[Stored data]
┌────────
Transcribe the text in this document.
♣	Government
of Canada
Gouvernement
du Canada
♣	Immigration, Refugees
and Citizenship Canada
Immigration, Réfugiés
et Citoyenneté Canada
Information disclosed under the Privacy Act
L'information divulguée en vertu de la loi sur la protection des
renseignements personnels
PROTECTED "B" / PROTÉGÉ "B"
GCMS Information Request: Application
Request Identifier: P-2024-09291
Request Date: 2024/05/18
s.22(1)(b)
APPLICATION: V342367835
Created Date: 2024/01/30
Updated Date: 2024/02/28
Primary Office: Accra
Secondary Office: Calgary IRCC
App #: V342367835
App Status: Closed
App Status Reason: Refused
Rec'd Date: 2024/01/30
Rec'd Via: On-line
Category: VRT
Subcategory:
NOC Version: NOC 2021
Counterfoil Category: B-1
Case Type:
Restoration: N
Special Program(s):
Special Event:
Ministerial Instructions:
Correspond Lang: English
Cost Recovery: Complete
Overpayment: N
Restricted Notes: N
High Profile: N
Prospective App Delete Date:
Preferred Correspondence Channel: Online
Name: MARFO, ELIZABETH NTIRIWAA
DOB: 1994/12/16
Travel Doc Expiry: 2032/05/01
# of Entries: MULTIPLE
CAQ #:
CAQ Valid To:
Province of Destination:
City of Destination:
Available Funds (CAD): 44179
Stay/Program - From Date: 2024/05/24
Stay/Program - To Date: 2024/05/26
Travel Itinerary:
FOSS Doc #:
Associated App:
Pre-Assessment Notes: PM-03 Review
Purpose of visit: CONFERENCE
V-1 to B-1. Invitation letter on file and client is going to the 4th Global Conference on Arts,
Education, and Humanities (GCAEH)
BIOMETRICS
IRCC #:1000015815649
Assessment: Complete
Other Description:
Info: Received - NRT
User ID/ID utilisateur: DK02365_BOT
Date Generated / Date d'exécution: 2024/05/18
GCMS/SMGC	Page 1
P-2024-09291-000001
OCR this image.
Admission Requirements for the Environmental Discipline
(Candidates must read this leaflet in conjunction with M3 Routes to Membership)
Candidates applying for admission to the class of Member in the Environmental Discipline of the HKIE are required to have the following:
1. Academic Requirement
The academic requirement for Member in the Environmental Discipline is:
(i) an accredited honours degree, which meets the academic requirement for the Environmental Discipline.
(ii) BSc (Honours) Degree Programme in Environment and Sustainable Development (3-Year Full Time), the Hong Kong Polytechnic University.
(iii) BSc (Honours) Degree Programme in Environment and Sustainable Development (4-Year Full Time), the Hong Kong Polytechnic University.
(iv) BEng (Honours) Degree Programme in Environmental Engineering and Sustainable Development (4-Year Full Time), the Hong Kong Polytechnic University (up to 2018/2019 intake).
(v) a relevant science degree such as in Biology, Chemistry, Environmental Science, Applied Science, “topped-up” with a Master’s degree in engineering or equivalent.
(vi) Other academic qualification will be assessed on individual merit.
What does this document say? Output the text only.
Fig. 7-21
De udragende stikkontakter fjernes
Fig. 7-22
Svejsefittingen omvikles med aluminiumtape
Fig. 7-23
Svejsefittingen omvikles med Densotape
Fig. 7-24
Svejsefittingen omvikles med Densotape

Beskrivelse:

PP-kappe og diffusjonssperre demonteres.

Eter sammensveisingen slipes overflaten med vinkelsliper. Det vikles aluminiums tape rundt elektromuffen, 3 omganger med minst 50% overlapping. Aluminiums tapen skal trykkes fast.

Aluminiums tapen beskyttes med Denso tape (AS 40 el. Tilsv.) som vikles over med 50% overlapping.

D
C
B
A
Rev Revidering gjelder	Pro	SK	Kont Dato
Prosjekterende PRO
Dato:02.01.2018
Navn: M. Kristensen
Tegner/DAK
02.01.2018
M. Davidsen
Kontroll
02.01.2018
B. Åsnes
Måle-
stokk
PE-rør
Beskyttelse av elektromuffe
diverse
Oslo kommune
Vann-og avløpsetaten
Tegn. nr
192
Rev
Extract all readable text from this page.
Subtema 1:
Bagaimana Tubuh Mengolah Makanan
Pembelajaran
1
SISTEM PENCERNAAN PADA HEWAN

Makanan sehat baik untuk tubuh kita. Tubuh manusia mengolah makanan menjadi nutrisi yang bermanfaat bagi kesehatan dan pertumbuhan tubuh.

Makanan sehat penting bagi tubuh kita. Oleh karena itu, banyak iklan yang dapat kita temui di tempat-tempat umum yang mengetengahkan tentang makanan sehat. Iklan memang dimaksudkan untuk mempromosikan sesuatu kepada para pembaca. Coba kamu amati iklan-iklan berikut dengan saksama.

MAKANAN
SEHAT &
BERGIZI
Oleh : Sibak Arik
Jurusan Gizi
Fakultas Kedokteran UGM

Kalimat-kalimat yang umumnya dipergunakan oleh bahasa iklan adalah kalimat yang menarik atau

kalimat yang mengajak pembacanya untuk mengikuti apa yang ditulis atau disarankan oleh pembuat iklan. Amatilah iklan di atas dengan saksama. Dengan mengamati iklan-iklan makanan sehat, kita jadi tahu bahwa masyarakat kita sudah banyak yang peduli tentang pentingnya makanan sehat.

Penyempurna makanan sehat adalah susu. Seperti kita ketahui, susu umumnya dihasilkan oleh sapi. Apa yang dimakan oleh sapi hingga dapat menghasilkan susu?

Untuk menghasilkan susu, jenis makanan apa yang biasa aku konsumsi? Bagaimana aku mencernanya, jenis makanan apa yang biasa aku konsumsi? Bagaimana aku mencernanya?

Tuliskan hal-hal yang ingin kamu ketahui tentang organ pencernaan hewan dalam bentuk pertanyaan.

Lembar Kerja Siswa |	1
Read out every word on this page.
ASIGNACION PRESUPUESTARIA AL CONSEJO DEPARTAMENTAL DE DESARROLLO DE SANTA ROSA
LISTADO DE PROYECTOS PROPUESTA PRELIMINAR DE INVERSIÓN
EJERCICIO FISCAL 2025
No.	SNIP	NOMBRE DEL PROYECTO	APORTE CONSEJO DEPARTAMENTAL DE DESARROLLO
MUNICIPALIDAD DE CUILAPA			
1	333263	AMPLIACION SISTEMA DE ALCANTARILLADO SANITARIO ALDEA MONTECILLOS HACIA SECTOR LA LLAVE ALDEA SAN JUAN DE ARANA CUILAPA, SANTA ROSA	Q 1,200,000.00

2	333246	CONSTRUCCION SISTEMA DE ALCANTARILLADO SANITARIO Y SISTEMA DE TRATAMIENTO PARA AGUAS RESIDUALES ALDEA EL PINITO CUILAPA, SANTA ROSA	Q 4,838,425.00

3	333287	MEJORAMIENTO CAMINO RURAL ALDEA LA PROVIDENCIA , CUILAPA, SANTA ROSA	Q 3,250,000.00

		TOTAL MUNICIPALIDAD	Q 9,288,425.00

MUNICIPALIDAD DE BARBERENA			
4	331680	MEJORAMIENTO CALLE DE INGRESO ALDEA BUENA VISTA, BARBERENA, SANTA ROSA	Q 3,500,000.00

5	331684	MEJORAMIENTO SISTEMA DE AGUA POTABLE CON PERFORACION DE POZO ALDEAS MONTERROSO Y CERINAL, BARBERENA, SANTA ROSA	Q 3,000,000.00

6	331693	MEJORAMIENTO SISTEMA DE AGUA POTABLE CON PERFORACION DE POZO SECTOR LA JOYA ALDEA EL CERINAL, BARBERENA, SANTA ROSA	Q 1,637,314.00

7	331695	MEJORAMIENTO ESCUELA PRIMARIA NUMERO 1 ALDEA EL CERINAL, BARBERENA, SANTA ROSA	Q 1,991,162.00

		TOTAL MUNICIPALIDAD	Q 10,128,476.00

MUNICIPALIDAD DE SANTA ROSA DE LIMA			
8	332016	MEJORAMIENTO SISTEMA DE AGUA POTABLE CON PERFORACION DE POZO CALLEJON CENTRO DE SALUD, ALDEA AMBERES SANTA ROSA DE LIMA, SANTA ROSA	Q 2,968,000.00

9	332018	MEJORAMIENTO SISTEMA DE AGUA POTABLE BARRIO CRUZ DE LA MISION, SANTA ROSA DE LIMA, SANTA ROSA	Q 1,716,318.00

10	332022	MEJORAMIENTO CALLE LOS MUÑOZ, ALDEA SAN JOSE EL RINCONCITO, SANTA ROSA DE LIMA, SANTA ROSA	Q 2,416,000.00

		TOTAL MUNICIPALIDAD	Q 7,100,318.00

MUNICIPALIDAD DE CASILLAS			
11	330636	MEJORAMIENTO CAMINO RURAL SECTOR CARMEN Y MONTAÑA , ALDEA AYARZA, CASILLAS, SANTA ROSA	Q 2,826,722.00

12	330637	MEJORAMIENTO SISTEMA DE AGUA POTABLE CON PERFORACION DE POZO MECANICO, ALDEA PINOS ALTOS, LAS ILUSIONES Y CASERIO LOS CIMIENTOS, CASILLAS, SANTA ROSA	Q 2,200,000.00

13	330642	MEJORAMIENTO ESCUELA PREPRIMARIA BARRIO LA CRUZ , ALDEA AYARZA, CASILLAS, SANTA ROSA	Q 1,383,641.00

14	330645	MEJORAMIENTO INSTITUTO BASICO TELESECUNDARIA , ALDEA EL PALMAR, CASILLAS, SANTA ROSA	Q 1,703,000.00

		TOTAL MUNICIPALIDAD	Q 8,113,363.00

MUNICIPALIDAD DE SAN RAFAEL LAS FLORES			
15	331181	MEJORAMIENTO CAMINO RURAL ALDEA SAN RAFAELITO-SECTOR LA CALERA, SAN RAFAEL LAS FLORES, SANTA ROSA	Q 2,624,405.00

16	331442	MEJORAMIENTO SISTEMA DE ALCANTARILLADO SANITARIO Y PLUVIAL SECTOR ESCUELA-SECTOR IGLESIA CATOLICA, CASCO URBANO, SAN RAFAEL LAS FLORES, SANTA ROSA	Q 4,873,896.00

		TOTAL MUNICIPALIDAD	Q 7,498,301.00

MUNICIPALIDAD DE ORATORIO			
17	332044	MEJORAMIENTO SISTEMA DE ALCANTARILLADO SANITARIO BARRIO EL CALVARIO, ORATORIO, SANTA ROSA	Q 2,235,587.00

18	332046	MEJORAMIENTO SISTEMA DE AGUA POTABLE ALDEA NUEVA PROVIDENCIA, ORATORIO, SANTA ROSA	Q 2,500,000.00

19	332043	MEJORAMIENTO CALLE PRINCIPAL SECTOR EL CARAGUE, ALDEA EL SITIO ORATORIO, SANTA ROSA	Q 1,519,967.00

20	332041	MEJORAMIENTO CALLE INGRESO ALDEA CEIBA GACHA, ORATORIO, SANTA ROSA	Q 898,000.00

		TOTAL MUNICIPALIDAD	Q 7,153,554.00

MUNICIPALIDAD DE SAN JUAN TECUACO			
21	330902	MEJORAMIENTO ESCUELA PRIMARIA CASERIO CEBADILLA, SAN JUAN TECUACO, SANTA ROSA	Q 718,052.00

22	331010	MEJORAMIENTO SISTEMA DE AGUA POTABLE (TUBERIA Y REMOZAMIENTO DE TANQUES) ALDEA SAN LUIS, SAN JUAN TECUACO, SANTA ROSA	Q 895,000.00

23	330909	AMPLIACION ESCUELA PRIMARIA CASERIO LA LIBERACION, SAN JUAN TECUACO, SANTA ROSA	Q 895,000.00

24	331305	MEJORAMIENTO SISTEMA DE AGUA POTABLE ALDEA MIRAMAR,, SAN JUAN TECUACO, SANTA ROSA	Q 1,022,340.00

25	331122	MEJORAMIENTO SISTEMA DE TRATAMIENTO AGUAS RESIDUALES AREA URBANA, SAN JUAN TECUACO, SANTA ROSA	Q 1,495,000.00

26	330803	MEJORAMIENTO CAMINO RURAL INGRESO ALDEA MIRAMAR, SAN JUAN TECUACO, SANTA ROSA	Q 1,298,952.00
└────────
■ Problem to work on:
From the entries above, copy out every line where the string "INGRESO" appears.

■ Answer to this exercise:
4	331680	MEJORAMIENTO CALLE DE INGRESO ALDEA BUENA VISTA, BARBERENA, SANTA ROSA	Q 3,500,000.00
20	332041	MEJORAMIENTO CALLE INGRESO ALDEA CEIBA GACHA, ORATORIO, SANTA ROSA	Q 898,000.00
26	330803	MEJORAMIENTO CAMINO RURAL INGRESO ALDEA MIRAMAR, SAN JUAN TECUACO, SANTA ROSA	Q 1,298,952.00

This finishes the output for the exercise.